Output all of the entries exactly as written.
-- START SUPPLIED DATA --
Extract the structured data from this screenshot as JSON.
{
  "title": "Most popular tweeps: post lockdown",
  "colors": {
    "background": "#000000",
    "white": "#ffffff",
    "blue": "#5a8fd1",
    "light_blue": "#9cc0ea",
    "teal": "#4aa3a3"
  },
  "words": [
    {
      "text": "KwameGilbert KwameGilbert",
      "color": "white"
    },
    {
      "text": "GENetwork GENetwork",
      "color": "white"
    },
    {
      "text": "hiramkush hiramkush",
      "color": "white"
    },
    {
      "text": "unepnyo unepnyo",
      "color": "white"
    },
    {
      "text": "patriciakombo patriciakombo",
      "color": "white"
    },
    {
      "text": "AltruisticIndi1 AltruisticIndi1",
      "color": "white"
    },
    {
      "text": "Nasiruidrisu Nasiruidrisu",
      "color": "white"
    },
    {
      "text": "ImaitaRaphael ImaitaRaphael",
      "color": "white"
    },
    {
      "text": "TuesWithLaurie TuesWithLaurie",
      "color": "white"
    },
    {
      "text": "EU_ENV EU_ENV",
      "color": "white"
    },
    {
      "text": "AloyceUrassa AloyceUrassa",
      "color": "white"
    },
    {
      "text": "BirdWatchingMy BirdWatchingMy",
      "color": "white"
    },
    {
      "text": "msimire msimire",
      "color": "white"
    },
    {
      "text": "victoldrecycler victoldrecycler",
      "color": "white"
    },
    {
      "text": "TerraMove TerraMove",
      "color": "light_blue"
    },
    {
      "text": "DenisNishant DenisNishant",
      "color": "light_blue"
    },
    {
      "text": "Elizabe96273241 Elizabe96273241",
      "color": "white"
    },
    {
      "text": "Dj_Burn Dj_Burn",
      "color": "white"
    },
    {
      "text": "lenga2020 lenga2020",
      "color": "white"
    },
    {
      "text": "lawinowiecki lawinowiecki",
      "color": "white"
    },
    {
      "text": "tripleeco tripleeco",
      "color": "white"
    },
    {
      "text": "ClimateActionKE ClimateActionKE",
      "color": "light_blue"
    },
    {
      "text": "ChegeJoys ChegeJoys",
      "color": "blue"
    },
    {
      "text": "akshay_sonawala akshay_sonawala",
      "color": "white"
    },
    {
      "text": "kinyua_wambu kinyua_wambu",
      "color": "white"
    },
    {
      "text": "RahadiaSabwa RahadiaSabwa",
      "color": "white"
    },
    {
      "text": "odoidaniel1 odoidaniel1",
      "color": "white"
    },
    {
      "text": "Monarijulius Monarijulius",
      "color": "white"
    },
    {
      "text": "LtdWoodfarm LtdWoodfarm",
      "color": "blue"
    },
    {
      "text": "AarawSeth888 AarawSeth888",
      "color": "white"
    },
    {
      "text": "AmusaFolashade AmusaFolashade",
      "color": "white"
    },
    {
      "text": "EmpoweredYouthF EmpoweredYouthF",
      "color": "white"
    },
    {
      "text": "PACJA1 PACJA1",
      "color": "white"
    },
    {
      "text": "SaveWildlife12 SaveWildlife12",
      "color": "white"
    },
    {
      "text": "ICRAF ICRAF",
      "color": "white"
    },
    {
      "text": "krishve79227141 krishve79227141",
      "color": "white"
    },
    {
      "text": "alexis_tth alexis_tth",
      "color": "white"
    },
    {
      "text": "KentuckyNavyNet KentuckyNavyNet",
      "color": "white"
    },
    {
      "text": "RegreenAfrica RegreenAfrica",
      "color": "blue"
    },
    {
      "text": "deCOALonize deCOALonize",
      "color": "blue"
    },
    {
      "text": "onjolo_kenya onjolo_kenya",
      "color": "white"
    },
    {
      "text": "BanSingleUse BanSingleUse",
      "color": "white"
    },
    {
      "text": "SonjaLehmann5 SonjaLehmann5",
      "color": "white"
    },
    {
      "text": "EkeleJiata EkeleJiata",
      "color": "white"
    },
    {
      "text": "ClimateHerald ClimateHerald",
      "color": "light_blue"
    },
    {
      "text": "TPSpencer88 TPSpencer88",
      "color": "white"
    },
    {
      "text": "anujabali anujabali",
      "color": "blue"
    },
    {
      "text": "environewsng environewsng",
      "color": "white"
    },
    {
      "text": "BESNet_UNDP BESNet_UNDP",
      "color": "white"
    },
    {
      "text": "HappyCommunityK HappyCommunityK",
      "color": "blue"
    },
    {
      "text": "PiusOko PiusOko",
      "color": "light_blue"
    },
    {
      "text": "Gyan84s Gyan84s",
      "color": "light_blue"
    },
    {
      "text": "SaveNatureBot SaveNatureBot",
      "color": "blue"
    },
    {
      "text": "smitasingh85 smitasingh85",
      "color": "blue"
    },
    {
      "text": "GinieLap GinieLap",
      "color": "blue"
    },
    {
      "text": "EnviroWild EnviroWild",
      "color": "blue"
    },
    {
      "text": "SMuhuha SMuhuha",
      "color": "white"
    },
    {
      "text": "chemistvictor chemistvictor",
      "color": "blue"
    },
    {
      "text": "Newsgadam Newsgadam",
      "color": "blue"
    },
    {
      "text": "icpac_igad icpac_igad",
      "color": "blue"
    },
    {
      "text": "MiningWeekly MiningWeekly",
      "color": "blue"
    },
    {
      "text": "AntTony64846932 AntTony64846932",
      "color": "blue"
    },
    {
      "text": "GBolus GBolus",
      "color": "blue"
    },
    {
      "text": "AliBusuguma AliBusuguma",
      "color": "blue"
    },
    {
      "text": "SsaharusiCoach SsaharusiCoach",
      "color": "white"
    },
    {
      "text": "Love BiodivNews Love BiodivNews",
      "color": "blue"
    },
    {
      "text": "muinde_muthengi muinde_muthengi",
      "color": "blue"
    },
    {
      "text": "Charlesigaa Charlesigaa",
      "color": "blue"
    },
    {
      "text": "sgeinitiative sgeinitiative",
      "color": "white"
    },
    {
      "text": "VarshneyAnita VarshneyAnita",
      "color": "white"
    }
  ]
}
-- END SUPPLIED DATA --
TASK RESULT:
Extract the structured data from this screenshot as JSON.
{
  "title": "Most popular tweeps: post lockdown",
  "colors": {
    "background": "#000000",
    "white": "#ffffff",
    "blue": "#5a8fd1",
    "light_blue": "#9cc0ea",
    "teal": "#4aa3a3"
  },
  "words": [
    {
      "text": "KwameGilbert KwameGilbert",
      "color": "white"
    },
    {
      "text": "GENetwork GENetwork",
      "color": "white"
    },
    {
      "text": "hiramkush hiramkush",
      "color": "white"
    },
    {
      "text": "unepnyo unepnyo",
      "color": "white"
    },
    {
      "text": "patriciakombo patriciakombo",
      "color": "white"
    },
    {
      "text": "AltruisticIndi1 AltruisticIndi1",
      "color": "white"
    },
    {
      "text": "Nasiruidrisu Nasiruidrisu",
      "color": "white"
    },
    {
      "text": "ImaitaRaphael ImaitaRaphael",
      "color": "white"
    },
    {
      "text": "TuesWithLaurie TuesWithLaurie",
      "color": "white"
    },
    {
      "text": "EU_ENV EU_ENV",
      "color": "white"
    },
    {
      "text": "AloyceUrassa AloyceUrassa",
      "color": "white"
    },
    {
      "text": "BirdWatchingMy BirdWatchingMy",
      "color": "white"
    },
    {
      "text": "msimire msimire",
      "color": "white"
    },
    {
      "text": "victoldrecycler victoldrecycler",
      "color": "white"
    },
    {
      "text": "TerraMove TerraMove",
      "color": "light_blue"
    },
    {
      "text": "DenisNishant DenisNishant",
      "color": "light_blue"
    },
    {
      "text": "Elizabe96273241 Elizabe96273241",
      "color": "white"
    },
    {
      "text": "Dj_Burn Dj_Burn",
      "color": "white"
    },
    {
      "text": "lenga2020 lenga2020",
      "color": "white"
    },
    {
      "text": "lawinowiecki lawinowiecki",
      "color": "white"
    },
    {
      "text": "tripleeco tripleeco",
      "color": "white"
    },
    {
      "text": "ClimateActionKE ClimateActionKE",
      "color": "light_blue"
    },
    {
      "text": "ChegeJoys ChegeJoys",
      "color": "blue"
    },
    {
      "text": "akshay_sonawala akshay_sonawala",
      "color": "white"
    },
    {
      "text": "kinyua_wambu kinyua_wambu",
      "color": "white"
    },
    {
      "text": "RahadiaSabwa RahadiaSabwa",
      "color": "white"
    },
    {
      "text": "odoidaniel1 odoidaniel1",
      "color": "white"
    },
    {
      "text": "Monarijulius Monarijulius",
      "color": "white"
    },
    {
      "text": "LtdWoodfarm LtdWoodfarm",
      "color": "blue"
    },
    {
      "text": "AarawSeth888 AarawSeth888",
      "color": "white"
    },
    {
      "text": "AmusaFolashade AmusaFolashade",
      "color": "white"
    },
    {
      "text": "EmpoweredYouthF EmpoweredYouthF",
      "color": "white"
    },
    {
      "text": "PACJA1 PACJA1",
      "color": "white"
    },
    {
      "text": "SaveWildlife12 SaveWildlife12",
      "color": "white"
    },
    {
      "text": "ICRAF ICRAF",
      "color": "white"
    },
    {
      "text": "krishve79227141 krishve79227141",
      "color": "white"
    },
    {
      "text": "alexis_tth alexis_tth",
      "color": "white"
    },
    {
      "text": "KentuckyNavyNet KentuckyNavyNet",
      "color": "white"
    },
    {
      "text": "RegreenAfrica RegreenAfrica",
      "color": "blue"
    },
    {
      "text": "deCOALonize deCOALonize",
      "color": "blue"
    },
    {
      "text": "onjolo_kenya onjolo_kenya",
      "color": "white"
    },
    {
      "text": "BanSingleUse BanSingleUse",
      "color": "white"
    },
    {
      "text": "SonjaLehmann5 SonjaLehmann5",
      "color": "white"
    },
    {
      "text": "EkeleJiata EkeleJiata",
      "color": "white"
    },
    {
      "text": "ClimateHerald ClimateHerald",
      "color": "light_blue"
    },
    {
      "text": "TPSpencer88 TPSpencer88",
      "color": "white"
    },
    {
      "text": "anujabali anujabali",
      "color": "blue"
    },
    {
      "text": "environewsng environewsng",
      "color": "white"
    },
    {
      "text": "BESNet_UNDP BESNet_UNDP",
      "color": "white"
    },
    {
      "text": "HappyCommunityK HappyCommunityK",
      "color": "blue"
    },
    {
      "text": "PiusOko PiusOko",
      "color": "light_blue"
    },
    {
      "text": "Gyan84s Gyan84s",
      "color": "light_blue"
    },
    {
      "text": "SaveNatureBot SaveNatureBot",
      "color": "blue"
    },
    {
      "text": "smitasingh85 smitasingh85",
      "color": "blue"
    },
    {
      "text": "GinieLap GinieLap",
      "color": "blue"
    },
    {
      "text": "EnviroWild EnviroWild",
      "color": "blue"
    },
    {
      "text": "SMuhuha SMuhuha",
      "color": "white"
    },
    {
      "text": "chemistvictor chemistvictor",
      "color": "blue"
    },
    {
      "text": "Newsgadam Newsgadam",
      "color": "blue"
    },
    {
      "text": "icpac_igad icpac_igad",
      "color": "blue"
    },
    {
      "text": "MiningWeekly MiningWeekly",
      "color": "blue"
    },
    {
      "text": "AntTony64846932 AntTony64846932",
      "color": "blue"
    },
    {
      "text": "GBolus GBolus",
      "color": "blue"
    },
    {
      "text": "AliBusuguma AliBusuguma",
      "color": "blue"
    },
    {
      "text": "SsaharusiCoach SsaharusiCoach",
      "color": "white"
    },
    {
      "text": "Love BiodivNews Love BiodivNews",
      "color": "blue"
    },
    {
      "text": "muinde_muthengi muinde_muthengi",
      "color": "blue"
    },
    {
      "text": "Charlesigaa Charlesigaa",
      "color": "blue"
    },
    {
      "text": "sgeinitiative sgeinitiative",
      "color": "white"
    },
    {
      "text": "VarshneyAnita VarshneyAnita",
      "color": "white"
    }
  ]
}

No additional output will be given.